WHAT YOU HAVE TO DO: Repeat every record exactly, but keep images out of the copy.

PROVIDED RECORDS:
###
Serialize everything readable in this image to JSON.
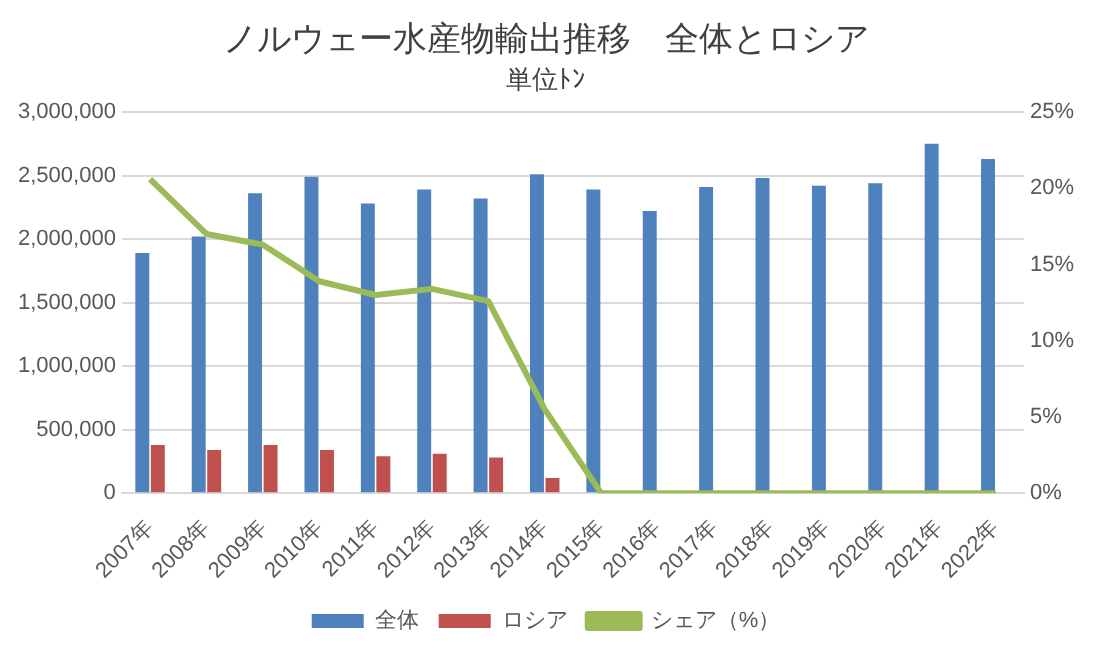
{
  "chart_data": {
    "type": "bar",
    "title": "ノルウェー水産物輸出推移　全体とロシア",
    "subtitle": "単位ﾄﾝ",
    "categories": [
      "2007年",
      "2008年",
      "2009年",
      "2010年",
      "2011年",
      "2012年",
      "2013年",
      "2014年",
      "2015年",
      "2016年",
      "2017年",
      "2018年",
      "2019年",
      "2020年",
      "2021年",
      "2022年"
    ],
    "series": [
      {
        "name": "全体",
        "color": "#4f81bd",
        "values": [
          1890000,
          2020000,
          2360000,
          2490000,
          2280000,
          2390000,
          2320000,
          2510000,
          2390000,
          2220000,
          2410000,
          2480000,
          2420000,
          2440000,
          2750000,
          2630000
        ]
      },
      {
        "name": "ロシア",
        "color": "#c0504d",
        "values": [
          380000,
          340000,
          380000,
          340000,
          290000,
          310000,
          280000,
          120000,
          0,
          0,
          0,
          0,
          0,
          0,
          0,
          0
        ]
      },
      {
        "name": "シェア（%）",
        "type": "line",
        "axis": "y2",
        "color": "#9bbb59",
        "values": [
          20.6,
          17.0,
          16.3,
          13.9,
          13.0,
          13.4,
          12.6,
          5.5,
          0,
          0,
          0,
          0,
          0,
          0,
          0,
          0
        ]
      }
    ],
    "ylim": [
      0,
      3000000
    ],
    "yticks": [
      {
        "value": 0,
        "label": "0"
      },
      {
        "value": 500000,
        "label": "500,000"
      },
      {
        "value": 1000000,
        "label": "1,000,000"
      },
      {
        "value": 1500000,
        "label": "1,500,000"
      },
      {
        "value": 2000000,
        "label": "2,000,000"
      },
      {
        "value": 2500000,
        "label": "2,500,000"
      },
      {
        "value": 3000000,
        "label": "3,000,000"
      }
    ],
    "y2lim": [
      0,
      25
    ],
    "y2ticks": [
      {
        "value": 0,
        "label": "0%"
      },
      {
        "value": 5,
        "label": "5%"
      },
      {
        "value": 10,
        "label": "10%"
      },
      {
        "value": 15,
        "label": "15%"
      },
      {
        "value": 20,
        "label": "20%"
      },
      {
        "value": 25,
        "label": "25%"
      }
    ],
    "grid": "y",
    "legend": "bottom",
    "marker": "none"
  }
}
###
THE COMPLETED TASK:
Serialize everything readable in this image to JSON.
{
  "chart_data": {
    "type": "bar",
    "title": "ノルウェー水産物輸出推移　全体とロシア",
    "subtitle": "単位ﾄﾝ",
    "categories": [
      "2007年",
      "2008年",
      "2009年",
      "2010年",
      "2011年",
      "2012年",
      "2013年",
      "2014年",
      "2015年",
      "2016年",
      "2017年",
      "2018年",
      "2019年",
      "2020年",
      "2021年",
      "2022年"
    ],
    "series": [
      {
        "name": "全体",
        "color": "#4f81bd",
        "values": [
          1890000,
          2020000,
          2360000,
          2490000,
          2280000,
          2390000,
          2320000,
          2510000,
          2390000,
          2220000,
          2410000,
          2480000,
          2420000,
          2440000,
          2750000,
          2630000
        ]
      },
      {
        "name": "ロシア",
        "color": "#c0504d",
        "values": [
          380000,
          340000,
          380000,
          340000,
          290000,
          310000,
          280000,
          120000,
          0,
          0,
          0,
          0,
          0,
          0,
          0,
          0
        ]
      },
      {
        "name": "シェア（%）",
        "type": "line",
        "axis": "y2",
        "color": "#9bbb59",
        "values": [
          20.6,
          17.0,
          16.3,
          13.9,
          13.0,
          13.4,
          12.6,
          5.5,
          0,
          0,
          0,
          0,
          0,
          0,
          0,
          0
        ]
      }
    ],
    "ylim": [
      0,
      3000000
    ],
    "yticks": [
      {
        "value": 0,
        "label": "0"
      },
      {
        "value": 500000,
        "label": "500,000"
      },
      {
        "value": 1000000,
        "label": "1,000,000"
      },
      {
        "value": 1500000,
        "label": "1,500,000"
      },
      {
        "value": 2000000,
        "label": "2,000,000"
      },
      {
        "value": 2500000,
        "label": "2,500,000"
      },
      {
        "value": 3000000,
        "label": "3,000,000"
      }
    ],
    "y2lim": [
      0,
      25
    ],
    "y2ticks": [
      {
        "value": 0,
        "label": "0%"
      },
      {
        "value": 5,
        "label": "5%"
      },
      {
        "value": 10,
        "label": "10%"
      },
      {
        "value": 15,
        "label": "15%"
      },
      {
        "value": 20,
        "label": "20%"
      },
      {
        "value": 25,
        "label": "25%"
      }
    ],
    "grid": "y",
    "legend": "bottom",
    "marker": "none"
  }
}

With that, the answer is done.